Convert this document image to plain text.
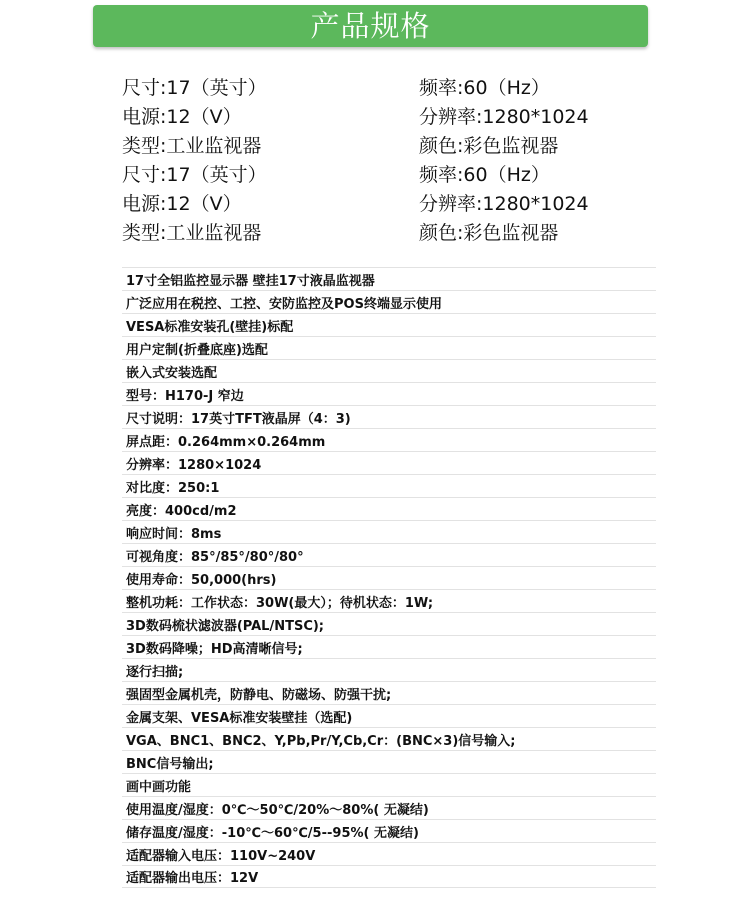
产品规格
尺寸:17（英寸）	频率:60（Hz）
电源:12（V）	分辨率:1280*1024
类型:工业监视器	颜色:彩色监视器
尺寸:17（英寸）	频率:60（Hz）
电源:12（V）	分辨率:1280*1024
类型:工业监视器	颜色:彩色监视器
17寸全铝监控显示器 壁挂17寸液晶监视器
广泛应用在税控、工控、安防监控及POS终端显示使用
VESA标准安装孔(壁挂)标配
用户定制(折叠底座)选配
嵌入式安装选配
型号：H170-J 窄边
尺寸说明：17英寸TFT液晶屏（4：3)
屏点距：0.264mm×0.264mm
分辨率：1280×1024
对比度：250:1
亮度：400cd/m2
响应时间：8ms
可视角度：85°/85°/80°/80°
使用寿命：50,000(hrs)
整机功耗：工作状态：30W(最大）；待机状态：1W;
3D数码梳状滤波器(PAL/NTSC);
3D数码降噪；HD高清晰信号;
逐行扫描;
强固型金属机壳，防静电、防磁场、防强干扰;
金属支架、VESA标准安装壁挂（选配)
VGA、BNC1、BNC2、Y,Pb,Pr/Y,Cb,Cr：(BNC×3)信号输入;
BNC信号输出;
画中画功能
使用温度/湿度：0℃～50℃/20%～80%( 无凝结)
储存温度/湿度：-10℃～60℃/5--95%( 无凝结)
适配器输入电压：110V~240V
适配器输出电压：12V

###

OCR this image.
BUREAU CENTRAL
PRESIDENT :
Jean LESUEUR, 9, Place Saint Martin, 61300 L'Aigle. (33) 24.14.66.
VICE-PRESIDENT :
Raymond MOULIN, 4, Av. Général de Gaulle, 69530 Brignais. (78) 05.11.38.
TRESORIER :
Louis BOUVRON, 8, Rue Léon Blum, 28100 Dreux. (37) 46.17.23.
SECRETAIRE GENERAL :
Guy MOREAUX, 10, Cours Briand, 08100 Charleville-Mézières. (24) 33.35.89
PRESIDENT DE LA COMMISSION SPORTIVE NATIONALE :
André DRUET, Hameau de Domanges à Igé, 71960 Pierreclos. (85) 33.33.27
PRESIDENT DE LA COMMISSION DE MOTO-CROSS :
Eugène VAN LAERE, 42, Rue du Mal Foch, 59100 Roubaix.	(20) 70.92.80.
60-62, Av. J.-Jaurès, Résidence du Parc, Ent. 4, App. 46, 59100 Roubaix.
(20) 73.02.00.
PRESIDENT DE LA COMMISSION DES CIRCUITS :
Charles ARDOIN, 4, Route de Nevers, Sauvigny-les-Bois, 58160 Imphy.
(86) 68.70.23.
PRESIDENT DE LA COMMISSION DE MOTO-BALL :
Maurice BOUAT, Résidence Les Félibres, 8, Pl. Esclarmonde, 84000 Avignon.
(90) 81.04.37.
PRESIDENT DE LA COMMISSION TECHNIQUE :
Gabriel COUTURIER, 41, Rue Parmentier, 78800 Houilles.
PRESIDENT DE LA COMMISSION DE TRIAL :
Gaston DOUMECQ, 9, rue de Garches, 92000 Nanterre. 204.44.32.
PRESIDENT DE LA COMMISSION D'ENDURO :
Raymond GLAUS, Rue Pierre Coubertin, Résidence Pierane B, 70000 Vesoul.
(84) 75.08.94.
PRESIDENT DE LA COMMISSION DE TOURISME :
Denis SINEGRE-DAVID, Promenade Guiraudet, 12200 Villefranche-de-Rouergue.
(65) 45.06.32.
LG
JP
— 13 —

###

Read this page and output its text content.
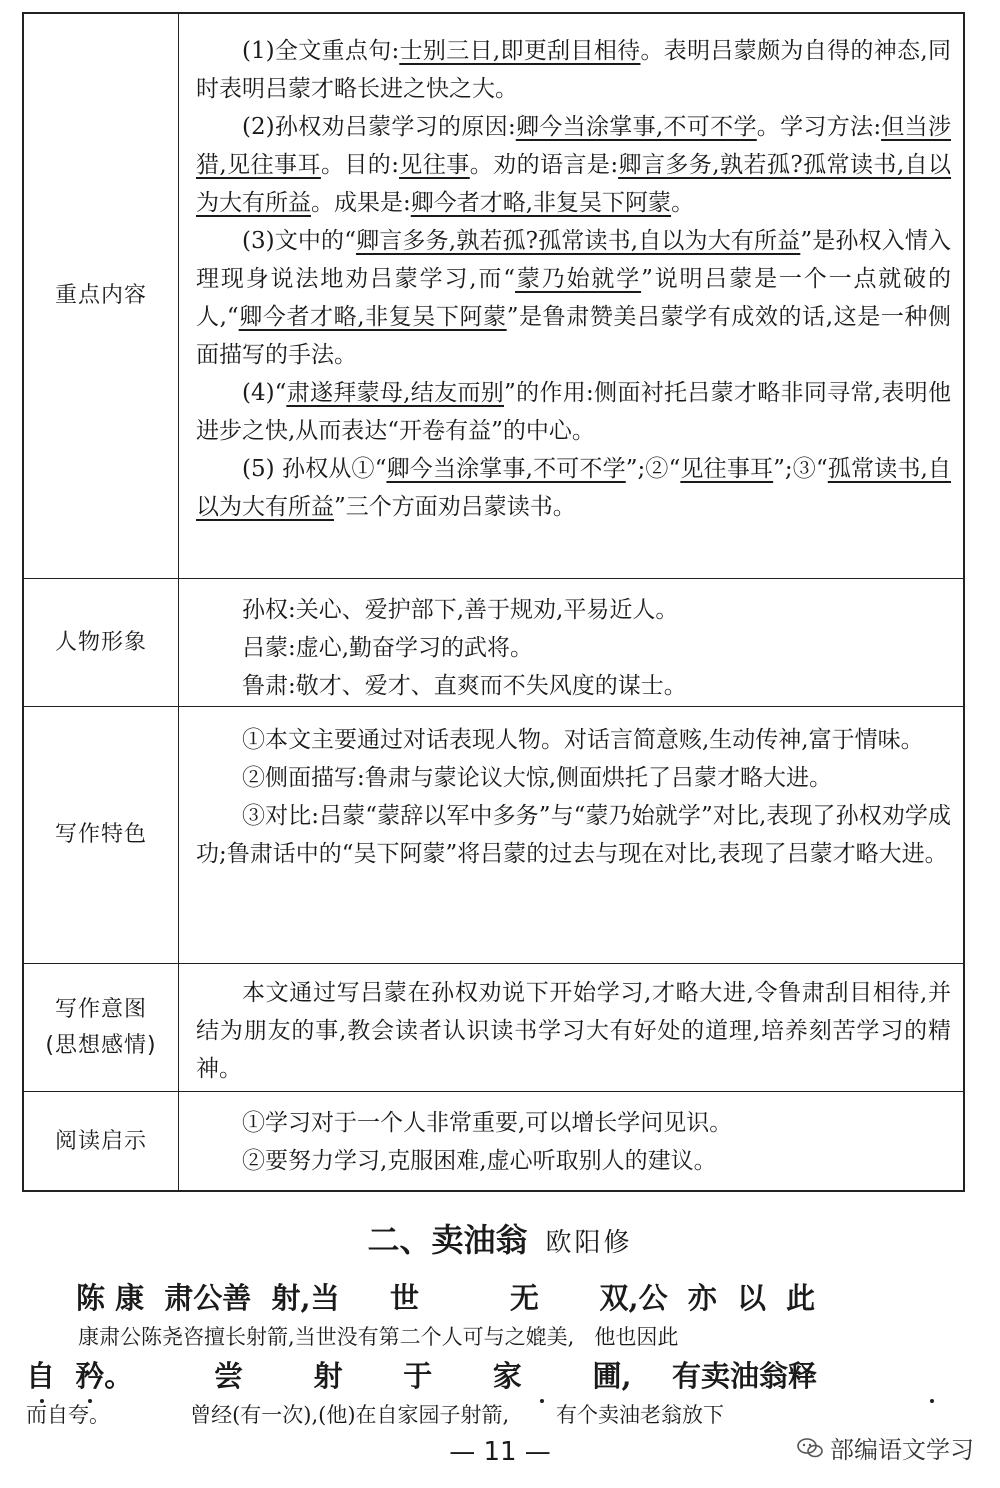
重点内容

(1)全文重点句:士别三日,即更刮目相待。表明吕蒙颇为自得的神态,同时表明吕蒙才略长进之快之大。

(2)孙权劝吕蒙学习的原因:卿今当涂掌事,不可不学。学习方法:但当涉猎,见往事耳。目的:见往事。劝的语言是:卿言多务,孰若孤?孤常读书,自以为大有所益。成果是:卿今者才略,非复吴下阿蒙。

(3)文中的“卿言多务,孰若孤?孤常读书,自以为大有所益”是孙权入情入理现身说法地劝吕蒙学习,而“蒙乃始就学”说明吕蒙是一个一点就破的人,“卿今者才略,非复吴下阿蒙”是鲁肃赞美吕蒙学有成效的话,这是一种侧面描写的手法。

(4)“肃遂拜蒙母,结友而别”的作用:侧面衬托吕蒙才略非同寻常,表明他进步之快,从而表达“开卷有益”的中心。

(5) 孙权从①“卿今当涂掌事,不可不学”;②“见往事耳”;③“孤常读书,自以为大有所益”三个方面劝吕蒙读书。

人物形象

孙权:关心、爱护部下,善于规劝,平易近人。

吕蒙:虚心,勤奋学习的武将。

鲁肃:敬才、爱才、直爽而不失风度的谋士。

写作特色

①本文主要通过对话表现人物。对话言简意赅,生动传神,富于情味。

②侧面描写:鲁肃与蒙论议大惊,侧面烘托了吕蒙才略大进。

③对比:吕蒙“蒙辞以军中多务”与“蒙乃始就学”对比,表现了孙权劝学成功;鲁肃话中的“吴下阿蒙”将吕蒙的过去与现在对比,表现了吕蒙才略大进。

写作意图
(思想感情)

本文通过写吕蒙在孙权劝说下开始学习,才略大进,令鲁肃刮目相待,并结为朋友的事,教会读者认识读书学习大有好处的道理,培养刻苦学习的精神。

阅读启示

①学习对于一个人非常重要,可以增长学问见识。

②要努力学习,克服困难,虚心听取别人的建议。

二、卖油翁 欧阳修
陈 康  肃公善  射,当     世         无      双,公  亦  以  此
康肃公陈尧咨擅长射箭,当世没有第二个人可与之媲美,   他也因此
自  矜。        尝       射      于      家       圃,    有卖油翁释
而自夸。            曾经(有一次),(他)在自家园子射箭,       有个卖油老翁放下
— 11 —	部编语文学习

###

DIRECTION: From the listing above, copy all lines holding the word "COMMISSION".

FULL OUTPUT:
PRESIDENT DE LA COMMISSION SPORTIVE NATIONALE :
PRESIDENT DE LA COMMISSION DE MOTO-CROSS :
PRESIDENT DE LA COMMISSION DES CIRCUITS :
PRESIDENT DE LA COMMISSION DE MOTO-BALL :
PRESIDENT DE LA COMMISSION TECHNIQUE :
PRESIDENT DE LA COMMISSION DE TRIAL :
PRESIDENT DE LA COMMISSION D'ENDURO :
PRESIDENT DE LA COMMISSION DE TOURISME :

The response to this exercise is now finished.